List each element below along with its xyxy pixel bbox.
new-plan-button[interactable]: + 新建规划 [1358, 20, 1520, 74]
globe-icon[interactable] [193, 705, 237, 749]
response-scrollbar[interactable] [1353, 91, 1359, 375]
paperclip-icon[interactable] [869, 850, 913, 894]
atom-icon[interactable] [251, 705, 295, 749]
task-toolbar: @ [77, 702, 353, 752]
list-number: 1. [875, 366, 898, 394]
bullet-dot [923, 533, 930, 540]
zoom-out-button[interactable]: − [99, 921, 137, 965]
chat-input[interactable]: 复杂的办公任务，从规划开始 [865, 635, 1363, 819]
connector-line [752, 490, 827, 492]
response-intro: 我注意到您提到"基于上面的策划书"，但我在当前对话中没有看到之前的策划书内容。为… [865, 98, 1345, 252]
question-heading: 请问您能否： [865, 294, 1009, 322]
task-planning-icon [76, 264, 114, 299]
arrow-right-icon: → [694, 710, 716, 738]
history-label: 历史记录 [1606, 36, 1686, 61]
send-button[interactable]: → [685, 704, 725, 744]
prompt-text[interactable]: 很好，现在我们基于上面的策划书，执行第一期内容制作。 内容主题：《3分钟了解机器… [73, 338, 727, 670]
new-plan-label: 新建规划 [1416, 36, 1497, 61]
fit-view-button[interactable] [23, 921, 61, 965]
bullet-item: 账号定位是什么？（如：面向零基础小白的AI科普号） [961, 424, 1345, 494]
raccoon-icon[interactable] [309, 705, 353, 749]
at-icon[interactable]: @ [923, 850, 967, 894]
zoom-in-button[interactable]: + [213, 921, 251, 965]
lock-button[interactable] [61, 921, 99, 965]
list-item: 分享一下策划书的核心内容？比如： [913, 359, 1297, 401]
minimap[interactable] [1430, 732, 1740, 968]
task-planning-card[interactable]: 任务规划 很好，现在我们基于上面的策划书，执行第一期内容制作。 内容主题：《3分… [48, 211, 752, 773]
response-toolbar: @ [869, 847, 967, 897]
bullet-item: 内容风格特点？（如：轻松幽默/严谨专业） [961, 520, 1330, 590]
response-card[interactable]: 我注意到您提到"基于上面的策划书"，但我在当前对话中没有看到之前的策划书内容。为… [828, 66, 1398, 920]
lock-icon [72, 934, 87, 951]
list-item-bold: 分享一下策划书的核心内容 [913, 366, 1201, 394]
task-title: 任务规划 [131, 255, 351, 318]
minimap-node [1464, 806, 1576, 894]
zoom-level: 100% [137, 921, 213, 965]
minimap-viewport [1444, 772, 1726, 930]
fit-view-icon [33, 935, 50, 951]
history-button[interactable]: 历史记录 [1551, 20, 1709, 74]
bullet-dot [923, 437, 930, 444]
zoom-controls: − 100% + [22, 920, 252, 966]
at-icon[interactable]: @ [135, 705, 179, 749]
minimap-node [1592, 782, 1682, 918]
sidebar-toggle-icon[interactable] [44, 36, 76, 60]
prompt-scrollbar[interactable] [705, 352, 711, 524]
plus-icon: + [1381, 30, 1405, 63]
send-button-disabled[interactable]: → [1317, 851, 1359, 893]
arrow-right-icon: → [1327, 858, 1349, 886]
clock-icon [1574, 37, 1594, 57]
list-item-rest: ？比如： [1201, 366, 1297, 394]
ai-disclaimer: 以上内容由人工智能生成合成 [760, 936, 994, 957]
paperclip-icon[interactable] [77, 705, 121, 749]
◇ ◇ ◇ ◇ ◇ ◇ ◇
Can you output the records above verbatim, from their first line up to and including the line with "minimap-node [1464, 806, 1576, 894]"?

* _RESPONSE TO THIS EXERCISE_
List each element below along with its xyxy pixel bbox.
new-plan-button[interactable]: + 新建规划 [1358, 20, 1520, 74]
globe-icon[interactable] [193, 705, 237, 749]
response-scrollbar[interactable] [1353, 91, 1359, 375]
paperclip-icon[interactable] [869, 850, 913, 894]
atom-icon[interactable] [251, 705, 295, 749]
task-toolbar: @ [77, 702, 353, 752]
list-number: 1. [875, 366, 898, 394]
bullet-dot [923, 533, 930, 540]
zoom-out-button[interactable]: − [99, 921, 137, 965]
chat-input[interactable]: 复杂的办公任务，从规划开始 [865, 635, 1363, 819]
connector-line [752, 490, 827, 492]
response-intro: 我注意到您提到"基于上面的策划书"，但我在当前对话中没有看到之前的策划书内容。为… [865, 98, 1345, 252]
question-heading: 请问您能否： [865, 294, 1009, 322]
task-planning-icon [76, 264, 114, 299]
arrow-right-icon: → [694, 710, 716, 738]
history-label: 历史记录 [1606, 36, 1686, 61]
send-button[interactable]: → [685, 704, 725, 744]
prompt-text[interactable]: 很好，现在我们基于上面的策划书，执行第一期内容制作。 内容主题：《3分钟了解机器… [73, 338, 727, 670]
new-plan-label: 新建规划 [1416, 36, 1497, 61]
fit-view-button[interactable] [23, 921, 61, 965]
bullet-item: 账号定位是什么？（如：面向零基础小白的AI科普号） [961, 424, 1345, 494]
raccoon-icon[interactable] [309, 705, 353, 749]
at-icon[interactable]: @ [923, 850, 967, 894]
zoom-in-button[interactable]: + [213, 921, 251, 965]
lock-button[interactable] [61, 921, 99, 965]
list-item: 分享一下策划书的核心内容？比如： [913, 359, 1297, 401]
minimap[interactable] [1430, 732, 1740, 968]
task-planning-card[interactable]: 任务规划 很好，现在我们基于上面的策划书，执行第一期内容制作。 内容主题：《3分… [48, 211, 752, 773]
response-toolbar: @ [869, 847, 967, 897]
bullet-item: 内容风格特点？（如：轻松幽默/严谨专业） [961, 520, 1330, 590]
response-card[interactable]: 我注意到您提到"基于上面的策划书"，但我在当前对话中没有看到之前的策划书内容。为… [828, 66, 1398, 920]
lock-icon [72, 934, 87, 951]
list-item-bold: 分享一下策划书的核心内容 [913, 366, 1201, 394]
task-title: 任务规划 [131, 255, 351, 318]
minimap-node [1464, 806, 1576, 894]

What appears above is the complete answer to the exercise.